- Data items -
┌────────
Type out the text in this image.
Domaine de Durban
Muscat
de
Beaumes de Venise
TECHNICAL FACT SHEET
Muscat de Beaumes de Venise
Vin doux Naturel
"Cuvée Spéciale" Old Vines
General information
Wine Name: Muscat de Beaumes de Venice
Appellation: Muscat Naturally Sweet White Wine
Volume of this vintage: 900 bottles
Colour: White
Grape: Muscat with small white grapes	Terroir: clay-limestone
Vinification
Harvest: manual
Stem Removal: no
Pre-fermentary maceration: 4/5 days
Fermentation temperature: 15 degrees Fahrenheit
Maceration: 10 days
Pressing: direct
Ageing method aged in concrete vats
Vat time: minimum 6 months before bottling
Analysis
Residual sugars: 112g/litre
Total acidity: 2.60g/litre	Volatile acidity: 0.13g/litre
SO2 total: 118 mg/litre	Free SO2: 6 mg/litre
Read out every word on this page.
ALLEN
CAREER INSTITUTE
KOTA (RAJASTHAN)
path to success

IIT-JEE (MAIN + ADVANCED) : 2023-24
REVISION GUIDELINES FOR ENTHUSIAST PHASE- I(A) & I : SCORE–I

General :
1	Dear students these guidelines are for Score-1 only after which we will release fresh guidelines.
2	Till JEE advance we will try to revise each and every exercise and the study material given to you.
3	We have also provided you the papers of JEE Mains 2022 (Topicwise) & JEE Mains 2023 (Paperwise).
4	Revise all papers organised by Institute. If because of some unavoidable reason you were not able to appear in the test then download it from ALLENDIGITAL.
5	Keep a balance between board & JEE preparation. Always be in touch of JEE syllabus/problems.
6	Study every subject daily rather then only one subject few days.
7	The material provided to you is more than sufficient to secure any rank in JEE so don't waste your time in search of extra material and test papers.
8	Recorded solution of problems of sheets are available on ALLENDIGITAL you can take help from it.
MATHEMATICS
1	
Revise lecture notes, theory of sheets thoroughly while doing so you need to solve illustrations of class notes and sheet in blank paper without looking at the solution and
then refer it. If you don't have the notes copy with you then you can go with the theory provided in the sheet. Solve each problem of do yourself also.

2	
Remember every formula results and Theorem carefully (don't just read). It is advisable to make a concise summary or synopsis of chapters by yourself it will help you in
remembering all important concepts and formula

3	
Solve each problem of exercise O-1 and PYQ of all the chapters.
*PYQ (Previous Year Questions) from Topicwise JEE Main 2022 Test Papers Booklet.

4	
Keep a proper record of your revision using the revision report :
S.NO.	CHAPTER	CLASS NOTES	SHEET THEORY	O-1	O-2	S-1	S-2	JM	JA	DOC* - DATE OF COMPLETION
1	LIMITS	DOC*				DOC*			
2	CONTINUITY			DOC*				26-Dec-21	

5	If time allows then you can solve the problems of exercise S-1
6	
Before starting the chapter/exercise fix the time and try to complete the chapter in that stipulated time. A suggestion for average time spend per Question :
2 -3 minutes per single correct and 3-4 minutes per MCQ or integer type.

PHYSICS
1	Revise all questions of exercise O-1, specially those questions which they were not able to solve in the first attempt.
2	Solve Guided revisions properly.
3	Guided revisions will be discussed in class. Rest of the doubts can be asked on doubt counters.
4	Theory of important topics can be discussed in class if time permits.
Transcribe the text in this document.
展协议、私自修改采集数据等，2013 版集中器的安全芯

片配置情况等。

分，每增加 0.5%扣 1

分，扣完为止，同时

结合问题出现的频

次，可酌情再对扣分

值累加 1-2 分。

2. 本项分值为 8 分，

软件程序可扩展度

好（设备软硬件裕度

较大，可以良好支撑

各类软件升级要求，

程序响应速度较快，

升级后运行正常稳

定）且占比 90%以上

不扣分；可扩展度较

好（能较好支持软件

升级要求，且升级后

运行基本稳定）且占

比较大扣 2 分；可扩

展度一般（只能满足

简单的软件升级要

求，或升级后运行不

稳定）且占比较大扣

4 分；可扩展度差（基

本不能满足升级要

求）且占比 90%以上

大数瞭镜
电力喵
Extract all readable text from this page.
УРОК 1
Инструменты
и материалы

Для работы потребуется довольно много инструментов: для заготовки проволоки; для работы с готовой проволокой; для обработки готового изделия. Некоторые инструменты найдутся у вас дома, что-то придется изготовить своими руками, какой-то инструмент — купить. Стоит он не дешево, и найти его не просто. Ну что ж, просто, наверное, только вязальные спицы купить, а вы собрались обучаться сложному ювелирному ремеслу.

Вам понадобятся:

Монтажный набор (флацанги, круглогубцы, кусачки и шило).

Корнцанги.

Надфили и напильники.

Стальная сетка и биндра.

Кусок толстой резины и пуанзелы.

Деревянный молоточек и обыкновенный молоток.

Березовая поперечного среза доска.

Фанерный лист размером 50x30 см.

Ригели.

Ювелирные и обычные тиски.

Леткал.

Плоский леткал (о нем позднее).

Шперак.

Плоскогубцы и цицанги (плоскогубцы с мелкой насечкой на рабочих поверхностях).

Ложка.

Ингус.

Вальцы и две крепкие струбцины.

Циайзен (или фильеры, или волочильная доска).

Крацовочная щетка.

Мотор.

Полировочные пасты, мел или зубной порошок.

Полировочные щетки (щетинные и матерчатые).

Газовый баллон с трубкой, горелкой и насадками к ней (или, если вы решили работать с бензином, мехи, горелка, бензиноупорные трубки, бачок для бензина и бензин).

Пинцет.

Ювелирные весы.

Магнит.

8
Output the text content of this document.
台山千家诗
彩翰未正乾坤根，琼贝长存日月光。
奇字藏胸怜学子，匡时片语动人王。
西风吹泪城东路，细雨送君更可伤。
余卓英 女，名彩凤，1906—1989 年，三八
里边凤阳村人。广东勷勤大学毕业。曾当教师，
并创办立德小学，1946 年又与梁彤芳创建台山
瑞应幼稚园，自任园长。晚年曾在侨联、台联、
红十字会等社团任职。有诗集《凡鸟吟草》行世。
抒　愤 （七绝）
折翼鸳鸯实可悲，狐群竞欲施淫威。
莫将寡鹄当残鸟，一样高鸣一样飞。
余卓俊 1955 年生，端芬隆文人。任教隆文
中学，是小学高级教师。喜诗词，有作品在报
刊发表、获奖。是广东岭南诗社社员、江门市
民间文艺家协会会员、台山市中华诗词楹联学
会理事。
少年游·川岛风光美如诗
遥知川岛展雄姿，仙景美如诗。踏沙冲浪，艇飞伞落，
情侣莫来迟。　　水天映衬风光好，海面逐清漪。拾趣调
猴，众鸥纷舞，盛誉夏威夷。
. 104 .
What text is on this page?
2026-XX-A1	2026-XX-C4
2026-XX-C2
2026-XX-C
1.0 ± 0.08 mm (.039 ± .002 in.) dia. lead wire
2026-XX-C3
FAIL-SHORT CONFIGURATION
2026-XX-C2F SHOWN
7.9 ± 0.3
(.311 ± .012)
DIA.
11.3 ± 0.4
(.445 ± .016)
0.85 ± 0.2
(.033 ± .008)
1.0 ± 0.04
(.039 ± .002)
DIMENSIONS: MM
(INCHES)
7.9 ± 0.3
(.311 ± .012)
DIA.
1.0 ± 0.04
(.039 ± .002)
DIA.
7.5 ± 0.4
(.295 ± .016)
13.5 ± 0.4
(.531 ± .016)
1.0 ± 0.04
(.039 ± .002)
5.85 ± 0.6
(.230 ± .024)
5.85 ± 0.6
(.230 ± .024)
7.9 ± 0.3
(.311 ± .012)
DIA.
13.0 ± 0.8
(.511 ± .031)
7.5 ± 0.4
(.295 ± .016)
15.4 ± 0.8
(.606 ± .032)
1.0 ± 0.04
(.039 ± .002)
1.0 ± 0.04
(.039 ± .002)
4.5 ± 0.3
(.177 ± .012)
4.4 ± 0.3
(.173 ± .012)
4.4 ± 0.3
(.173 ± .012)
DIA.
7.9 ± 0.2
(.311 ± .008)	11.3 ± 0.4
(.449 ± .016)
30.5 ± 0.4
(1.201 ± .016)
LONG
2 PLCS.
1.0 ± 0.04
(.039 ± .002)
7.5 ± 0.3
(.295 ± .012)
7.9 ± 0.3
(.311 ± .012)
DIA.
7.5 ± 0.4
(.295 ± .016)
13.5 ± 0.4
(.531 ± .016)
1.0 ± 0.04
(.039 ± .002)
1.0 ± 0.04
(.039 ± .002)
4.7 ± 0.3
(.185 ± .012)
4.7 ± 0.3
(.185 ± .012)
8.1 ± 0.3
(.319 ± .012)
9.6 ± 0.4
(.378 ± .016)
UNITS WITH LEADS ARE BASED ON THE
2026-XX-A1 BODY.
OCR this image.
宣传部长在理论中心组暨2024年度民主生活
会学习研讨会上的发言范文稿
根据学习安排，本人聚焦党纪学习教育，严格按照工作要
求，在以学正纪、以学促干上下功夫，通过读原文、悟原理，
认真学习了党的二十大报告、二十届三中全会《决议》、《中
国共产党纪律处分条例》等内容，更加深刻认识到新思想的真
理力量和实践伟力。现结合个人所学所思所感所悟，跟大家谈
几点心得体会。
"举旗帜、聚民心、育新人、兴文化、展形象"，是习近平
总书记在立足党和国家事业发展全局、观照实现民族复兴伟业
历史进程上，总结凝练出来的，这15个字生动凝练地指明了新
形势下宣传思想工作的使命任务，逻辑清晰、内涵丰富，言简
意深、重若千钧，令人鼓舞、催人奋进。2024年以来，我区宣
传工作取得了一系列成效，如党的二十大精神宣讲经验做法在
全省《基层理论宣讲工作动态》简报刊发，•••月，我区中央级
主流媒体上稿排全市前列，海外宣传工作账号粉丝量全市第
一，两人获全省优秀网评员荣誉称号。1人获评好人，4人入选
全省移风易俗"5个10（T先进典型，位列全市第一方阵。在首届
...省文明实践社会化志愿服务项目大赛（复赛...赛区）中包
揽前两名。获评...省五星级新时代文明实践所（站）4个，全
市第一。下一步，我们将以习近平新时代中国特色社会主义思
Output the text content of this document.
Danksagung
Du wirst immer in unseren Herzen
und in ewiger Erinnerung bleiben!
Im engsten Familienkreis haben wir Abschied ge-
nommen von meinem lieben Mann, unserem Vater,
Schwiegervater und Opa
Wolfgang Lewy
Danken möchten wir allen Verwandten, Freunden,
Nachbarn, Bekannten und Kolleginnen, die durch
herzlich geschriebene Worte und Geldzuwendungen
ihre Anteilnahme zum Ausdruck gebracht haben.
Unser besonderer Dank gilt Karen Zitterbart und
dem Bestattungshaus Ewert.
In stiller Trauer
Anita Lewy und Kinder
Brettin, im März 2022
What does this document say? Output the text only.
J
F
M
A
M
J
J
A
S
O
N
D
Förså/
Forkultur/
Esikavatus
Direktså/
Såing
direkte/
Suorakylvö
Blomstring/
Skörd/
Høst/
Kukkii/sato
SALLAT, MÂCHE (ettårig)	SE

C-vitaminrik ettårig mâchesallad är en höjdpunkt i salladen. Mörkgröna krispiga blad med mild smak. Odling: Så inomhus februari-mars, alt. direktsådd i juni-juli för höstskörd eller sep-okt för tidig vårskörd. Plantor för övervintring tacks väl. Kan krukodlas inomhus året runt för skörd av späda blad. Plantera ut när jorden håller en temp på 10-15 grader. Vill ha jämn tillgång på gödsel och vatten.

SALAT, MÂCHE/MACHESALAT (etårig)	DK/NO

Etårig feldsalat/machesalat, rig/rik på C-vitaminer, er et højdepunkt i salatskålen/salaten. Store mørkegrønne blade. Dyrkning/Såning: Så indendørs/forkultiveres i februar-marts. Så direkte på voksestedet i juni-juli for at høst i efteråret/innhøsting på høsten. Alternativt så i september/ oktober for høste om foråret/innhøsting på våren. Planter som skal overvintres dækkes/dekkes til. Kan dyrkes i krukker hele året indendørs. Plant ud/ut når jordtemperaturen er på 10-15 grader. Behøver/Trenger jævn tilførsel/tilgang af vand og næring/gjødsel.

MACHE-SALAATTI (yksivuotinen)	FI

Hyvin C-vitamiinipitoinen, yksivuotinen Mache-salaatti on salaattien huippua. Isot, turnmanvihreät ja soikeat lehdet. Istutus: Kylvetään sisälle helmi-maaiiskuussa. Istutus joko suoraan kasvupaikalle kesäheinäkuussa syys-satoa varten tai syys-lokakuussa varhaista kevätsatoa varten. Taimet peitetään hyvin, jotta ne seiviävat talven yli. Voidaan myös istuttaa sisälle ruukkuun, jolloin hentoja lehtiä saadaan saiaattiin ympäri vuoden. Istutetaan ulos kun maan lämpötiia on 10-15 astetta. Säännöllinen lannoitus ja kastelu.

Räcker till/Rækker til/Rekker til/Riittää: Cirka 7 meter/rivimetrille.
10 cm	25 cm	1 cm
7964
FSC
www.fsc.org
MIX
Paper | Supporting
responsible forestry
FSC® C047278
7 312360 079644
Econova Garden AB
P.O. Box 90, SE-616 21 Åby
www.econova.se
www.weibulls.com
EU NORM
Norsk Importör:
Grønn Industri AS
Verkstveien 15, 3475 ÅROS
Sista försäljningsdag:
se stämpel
└────────
- PROBLEM DETAILS -
Scan the material line by line and report each one that contains "Keep".

- RESULT OF THE TASK -
5	Keep a balance between board & JEE preparation. Always be in touch of JEE syllabus/problems.
Keep a proper record of your revision using the revision report :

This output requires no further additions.